----- Dataset records -----
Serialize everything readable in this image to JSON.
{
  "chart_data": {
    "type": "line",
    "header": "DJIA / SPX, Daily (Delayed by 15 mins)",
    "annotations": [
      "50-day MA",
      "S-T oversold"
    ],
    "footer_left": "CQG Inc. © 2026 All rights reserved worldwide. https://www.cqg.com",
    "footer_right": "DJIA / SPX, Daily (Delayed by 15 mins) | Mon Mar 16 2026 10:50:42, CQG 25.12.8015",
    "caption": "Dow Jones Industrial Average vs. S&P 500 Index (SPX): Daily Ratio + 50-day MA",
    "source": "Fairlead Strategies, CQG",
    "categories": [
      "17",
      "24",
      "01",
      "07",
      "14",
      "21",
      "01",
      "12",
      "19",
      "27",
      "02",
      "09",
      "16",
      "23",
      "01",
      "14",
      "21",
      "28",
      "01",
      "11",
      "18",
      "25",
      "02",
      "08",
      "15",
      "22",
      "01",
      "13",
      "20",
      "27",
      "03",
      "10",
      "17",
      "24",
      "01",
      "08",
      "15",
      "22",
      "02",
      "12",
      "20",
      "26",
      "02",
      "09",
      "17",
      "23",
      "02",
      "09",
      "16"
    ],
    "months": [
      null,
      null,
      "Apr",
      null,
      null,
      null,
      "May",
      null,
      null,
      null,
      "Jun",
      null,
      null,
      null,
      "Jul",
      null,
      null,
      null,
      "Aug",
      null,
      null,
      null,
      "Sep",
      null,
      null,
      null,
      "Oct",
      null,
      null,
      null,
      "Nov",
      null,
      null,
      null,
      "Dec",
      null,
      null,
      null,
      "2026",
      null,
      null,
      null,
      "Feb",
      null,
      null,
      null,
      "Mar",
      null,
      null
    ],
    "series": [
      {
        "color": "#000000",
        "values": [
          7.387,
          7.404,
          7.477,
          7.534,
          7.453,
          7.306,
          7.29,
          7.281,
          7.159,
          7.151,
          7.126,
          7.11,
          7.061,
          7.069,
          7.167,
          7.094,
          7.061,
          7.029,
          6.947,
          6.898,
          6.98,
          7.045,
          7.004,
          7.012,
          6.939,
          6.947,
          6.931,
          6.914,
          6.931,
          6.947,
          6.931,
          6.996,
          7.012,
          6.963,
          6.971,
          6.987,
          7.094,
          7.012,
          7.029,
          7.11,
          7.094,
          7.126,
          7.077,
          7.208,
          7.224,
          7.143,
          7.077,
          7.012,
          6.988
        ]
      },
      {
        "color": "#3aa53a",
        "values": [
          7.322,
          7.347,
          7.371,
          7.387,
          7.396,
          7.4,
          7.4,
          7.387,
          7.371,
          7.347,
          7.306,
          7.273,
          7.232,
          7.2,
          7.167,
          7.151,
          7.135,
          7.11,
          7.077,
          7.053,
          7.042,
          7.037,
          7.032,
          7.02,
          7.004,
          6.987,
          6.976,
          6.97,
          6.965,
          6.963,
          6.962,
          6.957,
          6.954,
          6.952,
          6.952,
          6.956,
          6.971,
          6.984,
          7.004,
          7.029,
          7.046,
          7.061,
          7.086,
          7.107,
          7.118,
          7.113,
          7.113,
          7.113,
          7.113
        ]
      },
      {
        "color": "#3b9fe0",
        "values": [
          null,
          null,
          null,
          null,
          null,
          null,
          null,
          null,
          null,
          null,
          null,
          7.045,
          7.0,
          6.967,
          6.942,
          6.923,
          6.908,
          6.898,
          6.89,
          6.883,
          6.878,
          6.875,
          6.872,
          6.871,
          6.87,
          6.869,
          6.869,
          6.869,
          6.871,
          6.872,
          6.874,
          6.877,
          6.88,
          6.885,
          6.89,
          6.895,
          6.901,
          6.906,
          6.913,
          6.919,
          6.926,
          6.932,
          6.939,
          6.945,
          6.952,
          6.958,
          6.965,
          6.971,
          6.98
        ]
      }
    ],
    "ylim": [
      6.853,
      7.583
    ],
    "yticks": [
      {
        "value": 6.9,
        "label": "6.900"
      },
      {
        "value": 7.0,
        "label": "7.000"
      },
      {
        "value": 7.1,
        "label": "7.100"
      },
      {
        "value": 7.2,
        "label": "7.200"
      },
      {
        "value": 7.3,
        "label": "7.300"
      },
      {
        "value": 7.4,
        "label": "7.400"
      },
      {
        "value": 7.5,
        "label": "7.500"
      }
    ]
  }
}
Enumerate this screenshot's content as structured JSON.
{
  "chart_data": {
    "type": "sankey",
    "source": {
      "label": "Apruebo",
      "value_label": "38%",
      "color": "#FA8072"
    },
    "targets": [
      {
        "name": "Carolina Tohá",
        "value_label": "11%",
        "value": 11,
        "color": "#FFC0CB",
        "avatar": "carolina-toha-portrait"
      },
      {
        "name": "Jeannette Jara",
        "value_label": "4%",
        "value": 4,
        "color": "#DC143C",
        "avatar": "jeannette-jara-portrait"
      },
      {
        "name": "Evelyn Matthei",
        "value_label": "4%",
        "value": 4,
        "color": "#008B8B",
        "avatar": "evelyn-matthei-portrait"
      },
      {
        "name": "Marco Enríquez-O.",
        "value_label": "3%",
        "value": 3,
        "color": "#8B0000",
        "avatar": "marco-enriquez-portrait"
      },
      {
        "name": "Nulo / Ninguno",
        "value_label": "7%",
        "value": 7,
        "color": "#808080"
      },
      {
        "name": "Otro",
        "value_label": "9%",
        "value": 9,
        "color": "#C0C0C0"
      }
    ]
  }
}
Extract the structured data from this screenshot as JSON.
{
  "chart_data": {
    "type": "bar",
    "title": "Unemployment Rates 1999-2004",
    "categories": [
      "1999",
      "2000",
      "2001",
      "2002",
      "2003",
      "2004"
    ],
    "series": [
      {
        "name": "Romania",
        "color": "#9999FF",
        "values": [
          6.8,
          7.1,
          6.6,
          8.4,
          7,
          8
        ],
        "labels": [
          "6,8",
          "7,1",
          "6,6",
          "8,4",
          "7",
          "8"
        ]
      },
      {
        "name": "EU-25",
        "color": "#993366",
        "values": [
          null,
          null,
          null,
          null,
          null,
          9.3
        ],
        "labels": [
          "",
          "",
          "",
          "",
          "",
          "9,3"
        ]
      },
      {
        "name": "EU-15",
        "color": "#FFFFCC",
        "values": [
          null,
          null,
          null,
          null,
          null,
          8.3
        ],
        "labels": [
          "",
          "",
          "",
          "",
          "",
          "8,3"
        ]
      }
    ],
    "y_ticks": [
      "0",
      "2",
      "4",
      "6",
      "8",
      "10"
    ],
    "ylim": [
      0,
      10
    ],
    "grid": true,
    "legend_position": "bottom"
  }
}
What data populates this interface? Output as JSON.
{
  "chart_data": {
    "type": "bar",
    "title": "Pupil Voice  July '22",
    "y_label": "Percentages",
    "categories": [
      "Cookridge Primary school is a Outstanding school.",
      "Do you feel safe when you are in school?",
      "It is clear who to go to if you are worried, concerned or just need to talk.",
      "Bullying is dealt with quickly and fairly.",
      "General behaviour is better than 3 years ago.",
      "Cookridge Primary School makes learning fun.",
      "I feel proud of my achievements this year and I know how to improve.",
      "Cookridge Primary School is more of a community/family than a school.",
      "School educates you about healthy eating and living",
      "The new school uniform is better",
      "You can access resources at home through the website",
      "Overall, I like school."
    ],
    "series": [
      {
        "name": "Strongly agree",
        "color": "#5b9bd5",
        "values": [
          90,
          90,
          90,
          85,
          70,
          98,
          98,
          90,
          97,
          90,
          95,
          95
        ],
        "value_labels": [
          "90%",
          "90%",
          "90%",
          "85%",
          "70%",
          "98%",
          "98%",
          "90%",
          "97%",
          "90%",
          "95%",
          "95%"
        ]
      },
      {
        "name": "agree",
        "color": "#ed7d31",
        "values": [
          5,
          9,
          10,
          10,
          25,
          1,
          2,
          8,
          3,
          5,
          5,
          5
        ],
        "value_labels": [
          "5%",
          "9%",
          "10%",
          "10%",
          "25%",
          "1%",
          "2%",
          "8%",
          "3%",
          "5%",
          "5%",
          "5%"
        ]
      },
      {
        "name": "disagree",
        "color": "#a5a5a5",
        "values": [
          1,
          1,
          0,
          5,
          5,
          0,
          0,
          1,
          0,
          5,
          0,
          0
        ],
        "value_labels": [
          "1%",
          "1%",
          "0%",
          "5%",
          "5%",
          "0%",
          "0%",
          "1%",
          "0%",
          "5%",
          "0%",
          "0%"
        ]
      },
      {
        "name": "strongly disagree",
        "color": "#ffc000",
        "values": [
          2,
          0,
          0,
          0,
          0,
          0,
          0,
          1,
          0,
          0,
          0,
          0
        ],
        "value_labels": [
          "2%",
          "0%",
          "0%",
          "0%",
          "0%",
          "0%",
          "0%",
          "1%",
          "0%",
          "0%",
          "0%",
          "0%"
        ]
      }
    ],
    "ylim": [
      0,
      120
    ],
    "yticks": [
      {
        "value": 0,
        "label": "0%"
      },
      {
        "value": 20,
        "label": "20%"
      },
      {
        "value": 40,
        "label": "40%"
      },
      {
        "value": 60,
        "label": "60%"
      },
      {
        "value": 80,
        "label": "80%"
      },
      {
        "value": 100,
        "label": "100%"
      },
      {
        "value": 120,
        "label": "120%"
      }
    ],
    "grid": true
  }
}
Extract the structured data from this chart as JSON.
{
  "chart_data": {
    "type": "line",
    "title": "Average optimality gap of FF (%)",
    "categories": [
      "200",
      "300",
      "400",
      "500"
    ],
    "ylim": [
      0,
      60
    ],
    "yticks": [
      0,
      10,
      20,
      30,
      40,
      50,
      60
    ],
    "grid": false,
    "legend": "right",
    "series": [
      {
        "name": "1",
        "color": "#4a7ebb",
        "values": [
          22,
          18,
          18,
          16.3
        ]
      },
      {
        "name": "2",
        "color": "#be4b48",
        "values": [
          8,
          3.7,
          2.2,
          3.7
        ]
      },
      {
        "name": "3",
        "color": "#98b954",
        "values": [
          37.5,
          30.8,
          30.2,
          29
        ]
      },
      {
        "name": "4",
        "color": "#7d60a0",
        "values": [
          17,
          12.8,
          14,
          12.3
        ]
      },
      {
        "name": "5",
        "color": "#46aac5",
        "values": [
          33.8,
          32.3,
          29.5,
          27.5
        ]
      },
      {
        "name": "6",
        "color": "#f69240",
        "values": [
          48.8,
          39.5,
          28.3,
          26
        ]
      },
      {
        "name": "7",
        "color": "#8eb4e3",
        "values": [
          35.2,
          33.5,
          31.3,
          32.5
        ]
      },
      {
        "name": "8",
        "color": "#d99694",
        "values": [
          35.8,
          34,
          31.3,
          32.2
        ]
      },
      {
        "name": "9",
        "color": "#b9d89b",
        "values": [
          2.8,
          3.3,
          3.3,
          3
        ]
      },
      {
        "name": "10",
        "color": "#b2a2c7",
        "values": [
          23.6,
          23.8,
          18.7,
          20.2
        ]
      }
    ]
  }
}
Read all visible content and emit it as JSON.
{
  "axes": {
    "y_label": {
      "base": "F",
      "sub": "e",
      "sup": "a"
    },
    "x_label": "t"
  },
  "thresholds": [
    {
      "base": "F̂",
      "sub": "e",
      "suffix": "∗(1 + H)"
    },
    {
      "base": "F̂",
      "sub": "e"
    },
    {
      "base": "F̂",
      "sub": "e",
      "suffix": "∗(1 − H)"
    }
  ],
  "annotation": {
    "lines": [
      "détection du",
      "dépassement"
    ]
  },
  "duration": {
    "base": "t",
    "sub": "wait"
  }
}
-----
* _Exercise aim_: State the number of lines in the records that contain the string "DJIA", and nothing more.

* _Response for this exercise_: 2